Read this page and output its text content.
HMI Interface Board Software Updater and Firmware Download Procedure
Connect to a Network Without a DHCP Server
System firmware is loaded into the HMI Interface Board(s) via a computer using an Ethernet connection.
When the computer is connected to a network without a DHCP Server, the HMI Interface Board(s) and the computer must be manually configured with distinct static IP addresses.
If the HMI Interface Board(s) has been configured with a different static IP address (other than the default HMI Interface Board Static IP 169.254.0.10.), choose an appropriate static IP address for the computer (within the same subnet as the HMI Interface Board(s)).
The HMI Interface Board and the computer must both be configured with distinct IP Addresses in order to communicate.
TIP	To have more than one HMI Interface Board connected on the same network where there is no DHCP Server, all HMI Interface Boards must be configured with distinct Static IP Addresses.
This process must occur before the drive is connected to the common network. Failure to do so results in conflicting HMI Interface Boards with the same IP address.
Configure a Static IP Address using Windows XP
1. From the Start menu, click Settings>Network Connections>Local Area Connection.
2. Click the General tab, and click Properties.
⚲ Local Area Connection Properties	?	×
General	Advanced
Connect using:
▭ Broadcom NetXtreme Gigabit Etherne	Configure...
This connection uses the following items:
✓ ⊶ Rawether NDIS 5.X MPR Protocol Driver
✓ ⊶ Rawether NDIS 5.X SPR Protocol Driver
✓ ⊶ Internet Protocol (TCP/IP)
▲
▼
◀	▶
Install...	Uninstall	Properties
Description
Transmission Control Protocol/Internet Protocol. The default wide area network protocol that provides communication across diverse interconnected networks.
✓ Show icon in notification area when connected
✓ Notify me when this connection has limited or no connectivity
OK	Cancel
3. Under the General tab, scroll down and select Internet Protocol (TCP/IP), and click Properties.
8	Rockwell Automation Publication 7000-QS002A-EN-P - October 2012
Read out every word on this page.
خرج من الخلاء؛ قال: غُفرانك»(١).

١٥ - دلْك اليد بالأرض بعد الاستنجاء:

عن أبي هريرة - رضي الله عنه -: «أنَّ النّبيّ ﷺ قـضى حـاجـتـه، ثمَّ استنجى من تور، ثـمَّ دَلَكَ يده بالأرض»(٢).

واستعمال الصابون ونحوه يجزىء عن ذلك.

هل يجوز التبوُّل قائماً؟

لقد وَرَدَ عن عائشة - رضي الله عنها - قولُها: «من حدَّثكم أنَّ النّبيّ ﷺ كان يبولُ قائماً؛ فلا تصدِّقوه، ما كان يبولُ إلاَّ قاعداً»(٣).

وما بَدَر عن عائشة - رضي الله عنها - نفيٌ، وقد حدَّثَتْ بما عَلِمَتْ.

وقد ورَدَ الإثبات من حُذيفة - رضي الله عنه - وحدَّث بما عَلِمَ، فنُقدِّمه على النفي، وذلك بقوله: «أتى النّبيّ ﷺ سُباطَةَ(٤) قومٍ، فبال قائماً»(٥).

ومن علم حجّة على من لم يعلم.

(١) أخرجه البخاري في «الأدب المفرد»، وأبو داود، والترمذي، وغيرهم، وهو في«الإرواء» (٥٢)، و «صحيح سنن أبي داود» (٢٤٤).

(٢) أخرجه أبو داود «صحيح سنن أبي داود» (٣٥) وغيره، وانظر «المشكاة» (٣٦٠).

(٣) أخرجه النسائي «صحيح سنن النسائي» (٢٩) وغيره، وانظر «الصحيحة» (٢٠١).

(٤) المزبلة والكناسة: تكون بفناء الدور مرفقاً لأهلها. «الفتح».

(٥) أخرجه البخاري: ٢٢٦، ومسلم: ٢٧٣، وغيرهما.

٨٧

------------------------------------------------------------

What to work on: Recopy the entries above in their entirety, exactly.

Correct response:
Read this page and output its text content.
HMI Interface Board Software Updater and Firmware Download Procedure
Connect to a Network Without a DHCP Server
System firmware is loaded into the HMI Interface Board(s) via a computer using an Ethernet connection.
When the computer is connected to a network without a DHCP Server, the HMI Interface Board(s) and the computer must be manually configured with distinct static IP addresses.
If the HMI Interface Board(s) has been configured with a different static IP address (other than the default HMI Interface Board Static IP 169.254.0.10.), choose an appropriate static IP address for the computer (within the same subnet as the HMI Interface Board(s)).
The HMI Interface Board and the computer must both be configured with distinct IP Addresses in order to communicate.
TIP	To have more than one HMI Interface Board connected on the same network where there is no DHCP Server, all HMI Interface Boards must be configured with distinct Static IP Addresses.
This process must occur before the drive is connected to the common network. Failure to do so results in conflicting HMI Interface Boards with the same IP address.
Configure a Static IP Address using Windows XP
1. From the Start menu, click Settings>Network Connections>Local Area Connection.
2. Click the General tab, and click Properties.
⚲ Local Area Connection Properties	?	×
General	Advanced
Connect using:
▭ Broadcom NetXtreme Gigabit Etherne	Configure...
This connection uses the following items:
✓ ⊶ Rawether NDIS 5.X MPR Protocol Driver
✓ ⊶ Rawether NDIS 5.X SPR Protocol Driver
✓ ⊶ Internet Protocol (TCP/IP)
▲
▼
◀	▶
Install...	Uninstall	Properties
Description
Transmission Control Protocol/Internet Protocol. The default wide area network protocol that provides communication across diverse interconnected networks.
✓ Show icon in notification area when connected
✓ Notify me when this connection has limited or no connectivity
OK	Cancel
3. Under the General tab, scroll down and select Internet Protocol (TCP/IP), and click Properties.
8	Rockwell Automation Publication 7000-QS002A-EN-P - October 2012
Read out every word on this page.
خرج من الخلاء؛ قال: غُفرانك»(١).

١٥ - دلْك اليد بالأرض بعد الاستنجاء:

عن أبي هريرة - رضي الله عنه -: «أنَّ النّبيّ ﷺ قـضى حـاجـتـه، ثمَّ استنجى من تور، ثـمَّ دَلَكَ يده بالأرض»(٢).

واستعمال الصابون ونحوه يجزىء عن ذلك.

هل يجوز التبوُّل قائماً؟

لقد وَرَدَ عن عائشة - رضي الله عنها - قولُها: «من حدَّثكم أنَّ النّبيّ ﷺ كان يبولُ قائماً؛ فلا تصدِّقوه، ما كان يبولُ إلاَّ قاعداً»(٣).

وما بَدَر عن عائشة - رضي الله عنها - نفيٌ، وقد حدَّثَتْ بما عَلِمَتْ.

وقد ورَدَ الإثبات من حُذيفة - رضي الله عنه - وحدَّث بما عَلِمَ، فنُقدِّمه على النفي، وذلك بقوله: «أتى النّبيّ ﷺ سُباطَةَ(٤) قومٍ، فبال قائماً»(٥).

ومن علم حجّة على من لم يعلم.

(١) أخرجه البخاري في «الأدب المفرد»، وأبو داود، والترمذي، وغيرهم، وهو في«الإرواء» (٥٢)، و «صحيح سنن أبي داود» (٢٤٤).

(٢) أخرجه أبو داود «صحيح سنن أبي داود» (٣٥) وغيره، وانظر «المشكاة» (٣٦٠).

(٣) أخرجه النسائي «صحيح سنن النسائي» (٢٩) وغيره، وانظر «الصحيحة» (٢٠١).

(٤) المزبلة والكناسة: تكون بفناء الدور مرفقاً لأهلها. «الفتح».

(٥) أخرجه البخاري: ٢٢٦، ومسلم: ٢٧٣، وغيرهما.

٨٧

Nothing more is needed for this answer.